_Exercise objective:_ Find the lines below that contain the string "vertical". Copy each one.

>> Begin Dataset

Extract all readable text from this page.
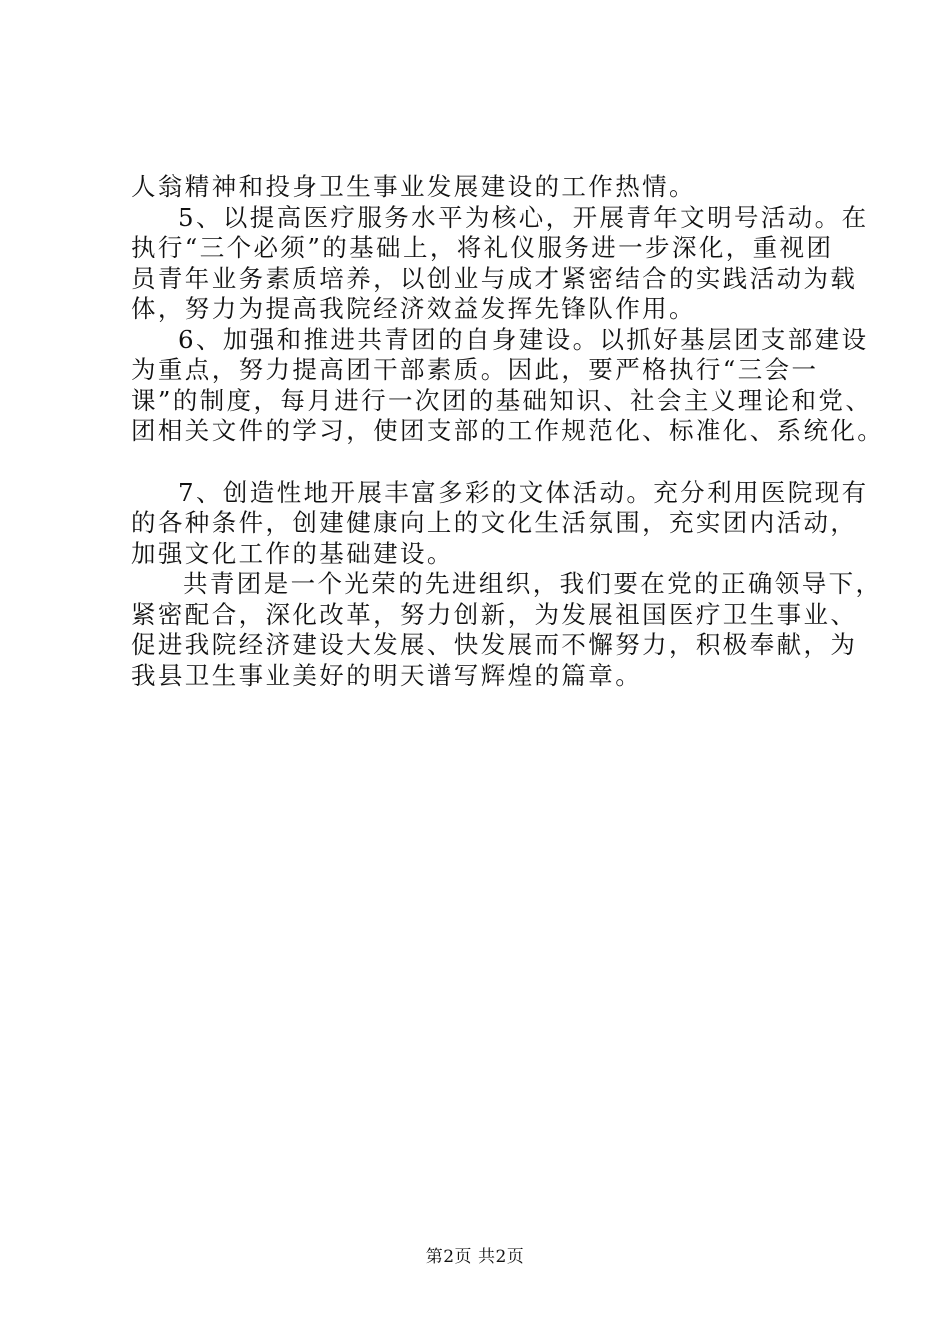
人翁精神和投身卫生事业发展建设的工作热情。
5、以提高医疗服务水平为核心，开展青年文明号活动。在
执行“三个必须”的基础上，将礼仪服务进一步深化，重视团
员青年业务素质培养，以创业与成才紧密结合的实践活动为载
体，努力为提高我院经济效益发挥先锋队作用。
6、加强和推进共青团的自身建设。以抓好基层团支部建设
为重点，努力提高团干部素质。因此，要严格执行“三会一
课”的制度，每月进行一次团的基础知识、社会主义理论和党、
团相关文件的学习，使团支部的工作规范化、标准化、系统化。
7、创造性地开展丰富多彩的文体活动。充分利用医院现有
的各种条件，创建健康向上的文化生活氛围，充实团内活动，
加强文化工作的基础建设。
共青团是一个光荣的先进组织，我们要在党的正确领导下，
紧密配合，深化改革，努力创新，为发展祖国医疗卫生事业、
促进我院经济建设大发展、快发展而不懈努力，积极奉献，为
我县卫生事业美好的明天谱写辉煌的篇章。
第2页 共2页
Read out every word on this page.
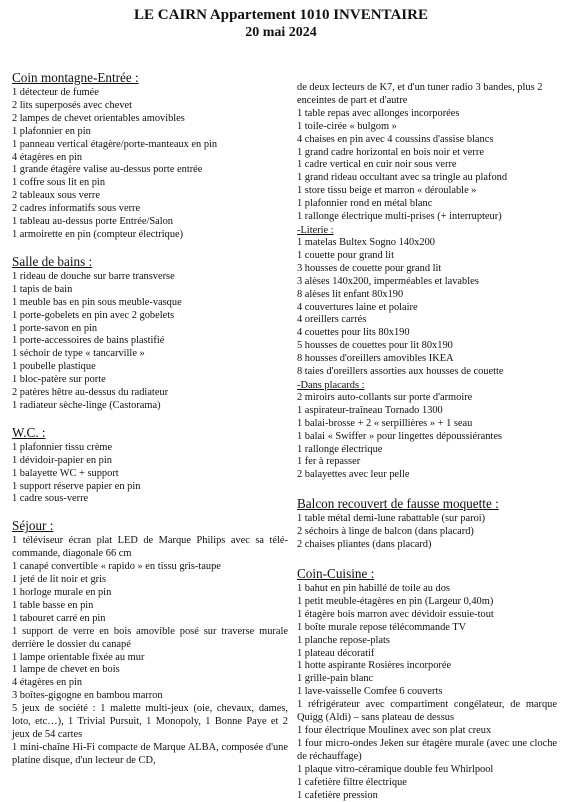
LE CAIRN Appartement 1010 INVENTAIRE
20 mai 2024
Coin montagne-Entrée :
1 détecteur de fumée
2 lits superposés avec chevet
2 lampes de chevet orientables amovibles
1 plafonnier en pin
1 panneau vertical étagère/porte-manteaux en pin
4 étagères en pin
1 grande étagère valise au-dessus porte entrée
1 coffre sous lit en pin
2 tableaux sous verre
2 cadres informatifs sous verre
1 tableau au-dessus porte Entrée/Salon
1 armoirette en pin (compteur électrique)
Salle de bains :
1 rideau de douche sur barre transverse
1 tapis de bain
1 meuble bas en pin sous meuble-vasque
1 porte-gobelets en pin avec 2 gobelets
1 porte-savon en pin
1 porte-accessoires de bains plastifié
1 séchoir de type « tancarville »
1 poubelle plastique
1 bloc-patère sur porte
2 patères hêtre au-dessus du radiateur
1 radiateur sèche-linge (Castorama)
W.C. :
1 plafonnier tissu crème
1 dévidoir-papier en pin
1 balayette WC + support
1 support réserve papier en pin
1 cadre sous-verre
Séjour :
1 téléviseur écran plat LED de Marque Philips avec sa télé-commande, diagonale 66 cm
1 canapé convertible « rapido » en tissu gris-taupe
1 jeté de lit noir et gris
1 horloge murale en pin
1 table basse en pin
1 tabouret carré en pin
1 support de verre en bois amovible posé sur traverse murale derrière le dossier du canapé
1 lampe orientable fixée au mur
1 lampe de chevet en bois
4 étagères en pin
3 boîtes-gigogne en bambou marron
5 jeux de société : 1 malette multi-jeux (oie, chevaux, dames, loto, etc…), 1 Trivial Pursuit, 1 Monopoly, 1 Bonne Paye et 2 jeux de 54 cartes
1 mini-chaîne Hi-Fi compacte de Marque ALBA, composée d'une platine disque, d'un lecteur de CD,
de deux lecteurs de K7, et d'un tuner radio 3 bandes, plus 2 enceintes de part et d'autre
1 table repas avec allonges incorporées
1 toile-cirée « bulgom »
4 chaises en pin avec 4 coussins d'assise blancs
1 grand cadre horizontal en bois noir et verre
1 cadre vertical en cuir noir sous verre
1 grand rideau occultant avec sa tringle au plafond
1 store tissu beige et marron « déroulable »
1 plafonnier rond en métal blanc
1 rallonge électrique multi-prises (+ interrupteur)
-Literie :
1 matelas Bultex Sogno 140x200
1 couette pour grand lit
3 housses de couette pour grand lit
3 alèses 140x200, imperméables et lavables
8 alèses lit enfant 80x190
4 couvertures laine et polaire
4 oreillers carrés
4 couettes pour lits 80x190
5 housses de couettes pour lit 80x190
8 housses d'oreillers amovibles IKEA
8 taies d'oreillers assorties aux housses de couette
-Dans placards :
2 miroirs auto-collants sur porte d'armoire
1 aspirateur-traîneau Tornado 1300
1 balai-brosse + 2 « serpillières » + 1 seau
1 balai « Swiffer » pour lingettes dépoussiérantes
1 rallonge électrique
1 fer à repasser
2 balayettes avec leur pelle
Balcon recouvert de fausse moquette :
1 table métal demi-lune rabattable (sur paroi)
2 séchoirs à linge de balcon (dans placard)
2 chaises pliantes (dans placard)
Coin-Cuisine :
1 bahut en pin habillé de toile au dos
1 petit meuble-étagères en pin (Largeur 0,40m)
1 étagère bois marron avec dévidoir essuie-tout
1 boîte murale repose télécommande TV
1 planche repose-plats
1 plateau décoratif
1 hotte aspirante Rosières incorporée
1 grille-pain blanc
1 lave-vaisselle Comfee 6 couverts
1 réfrigérateur avec compartiment congélateur, de marque Quigg (Aldi) – sans plateau de dessus
1 four électrique Moulinex avec son plat creux
1 four micro-ondes Jeken sur étagère murale (avec une cloche de réchauffage)
1 plaque vitro-céramique double feu Whirlpool
1 cafetière filtre électrique
1 cafetière pression
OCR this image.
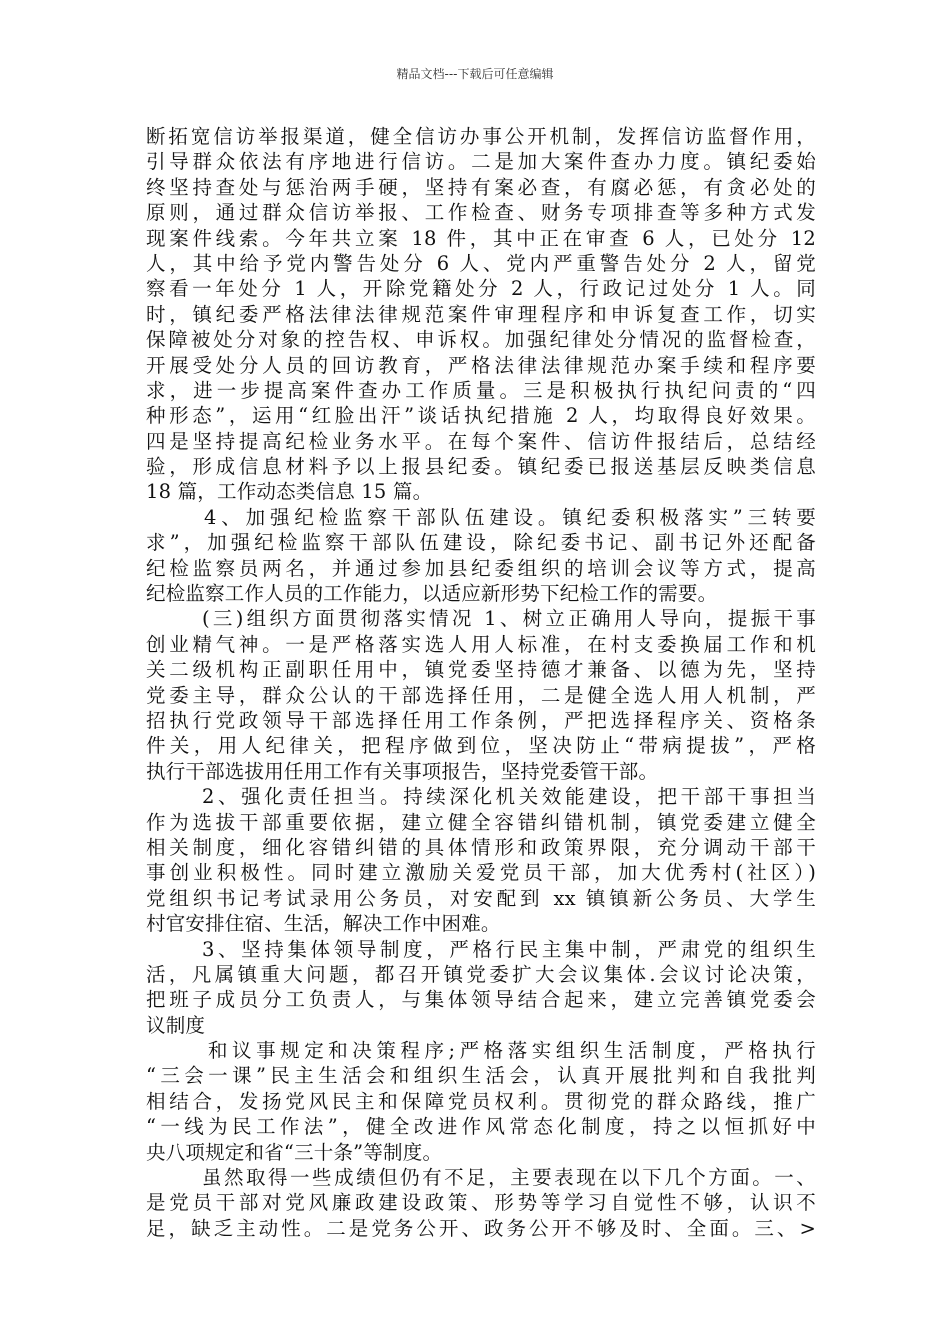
精品文档---下载后可任意编辑
断拓宽信访举报渠道，健全信访办事公开机制，发挥信访监督作用，
引导群众依法有序地进行信访。二是加大案件查办力度。镇纪委始
终坚持查处与惩治两手硬，坚持有案必查，有腐必惩，有贪必处的
原则，通过群众信访举报、工作检查、财务专项排查等多种方式发
现案件线索。今年共立案 18 件，其中正在审查 6 人，已处分 12
人，其中给予党内警告处分 6 人、党内严重警告处分 2 人，留党
察看一年处分 1 人，开除党籍处分 2 人，行政记过处分 1 人。同
时，镇纪委严格法律法律规范案件审理程序和申诉复查工作，切实
保障被处分对象的控告权、申诉权。加强纪律处分情况的监督检查，
开展受处分人员的回访教育，严格法律法律规范办案手续和程序要
求，进一步提高案件查办工作质量。三是积极执行执纪问责的“四
种形态”，运用“红脸出汗”谈话执纪措施 2 人，均取得良好效果。
四是坚持提高纪检业务水平。在每个案件、信访件报结后，总结经
验，形成信息材料予以上报县纪委。镇纪委已报送基层反映类信息
18 篇，工作动态类信息 15 篇。
4、加强纪检监察干部队伍建设。镇纪委积极落实”三转要
求”，加强纪检监察干部队伍建设，除纪委书记、副书记外还配备
纪检监察员两名，并通过参加县纪委组织的培训会议等方式，提高
纪检监察工作人员的工作能力，以适应新形势下纪检工作的需要。
(三)组织方面贯彻落实情况 1、树立正确用人导向，提振干事
创业精气神。一是严格落实选人用人标准，在村支委换届工作和机
关二级机构正副职任用中，镇党委坚持德才兼备、以德为先，坚持
党委主导，群众公认的干部选择任用，二是健全选人用人机制，严
招执行党政领导干部选择任用工作条例，严把选择程序关、资格条
件关，用人纪律关，把程序做到位，坚决防止“带病提拔”，严格
执行干部选拔用任用工作有关事项报告，坚持党委管干部。
2、强化责任担当。持续深化机关效能建设，把干部干事担当
作为选拔干部重要依据，建立健全容错纠错机制，镇党委建立健全
相关制度，细化容错纠错的具体情形和政策界限，充分调动干部干
事创业积极性。同时建立激励关爱党员干部，加大优秀村(社区）)
党组织书记考试录用公务员，对安配到 xx 镇镇新公务员、大学生
村官安排住宿、生活，解决工作中困难。
3、坚持集体领导制度，严格行民主集中制，严肃党的组织生
活，凡属镇重大问题，都召开镇党委扩大会议集体.会议讨论决策，
把班子成员分工负责人，与集体领导结合起来，建立完善镇党委会
议制度
和议事规定和决策程序;严格落实组织生活制度，严格执行
“三会一课”民主生活会和组织生活会，认真开展批判和自我批判
相结合，发扬党风民主和保障党员权利。贯彻党的群众路线，推广
“一线为民工作法”，健全改进作风常态化制度，持之以恒抓好中
央八项规定和省“三十条”等制度。
虽然取得一些成绩但仍有不足，主要表现在以下几个方面。一、
是党员干部对党风廉政建设政策、形势等学习自觉性不够，认识不
足，缺乏主动性。二是党务公开、政务公开不够及时、全面。三、>
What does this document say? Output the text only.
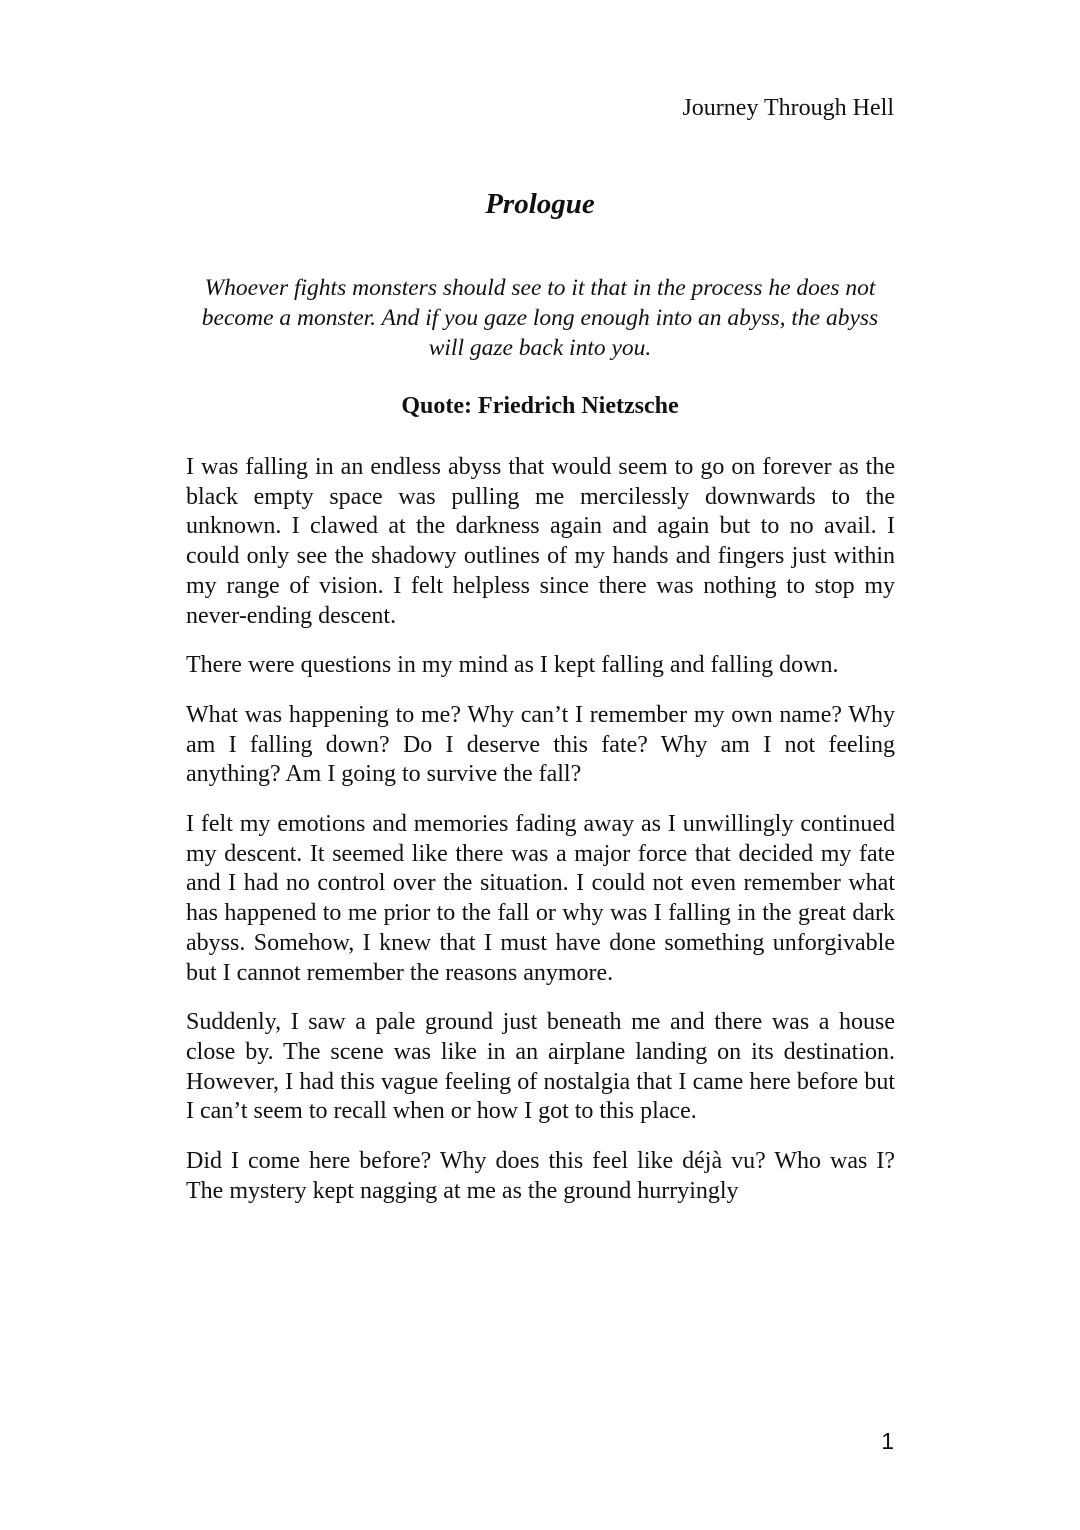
Journey Through Hell
Prologue

Whoever fights monsters should see to it that in the process he does not become a monster. And if you gaze long enough into an abyss, the abyss will gaze back into you.

Quote: Friedrich Nietzsche

I was falling in an endless abyss that would seem to go on forever as the black empty space was pulling me mercilessly downwards to the unknown. I clawed at the darkness again and again but to no avail. I could only see the shadowy outlines of my hands and fingers just within my range of vision. I felt helpless since there was nothing to stop my never-ending descent.

There were questions in my mind as I kept falling and falling down.

What was happening to me? Why can’t I remember my own name? Why am I falling down? Do I deserve this fate? Why am I not feeling anything? Am I going to survive the fall?

I felt my emotions and memories fading away as I unwillingly continued my descent. It seemed like there was a major force that decided my fate and I had no control over the situation. I could not even remember what has happened to me prior to the fall or why was I falling in the great dark abyss. Somehow, I knew that I must have done something unforgivable but I cannot remember the reasons anymore.

Suddenly, I saw a pale ground just beneath me and there was a house close by. The scene was like in an airplane landing on its destination. However, I had this vague feeling of nostalgia that I came here before but I can’t seem to recall when or how I got to this place.

Did I come here before? Why does this feel like déjà vu? Who was I? The mystery kept nagging at me as the ground hurryingly

1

>> End Dataset

_Answer:_
1 panneau vertical étagère/porte-manteaux en pin
1 cadre vertical en cuir noir sous verre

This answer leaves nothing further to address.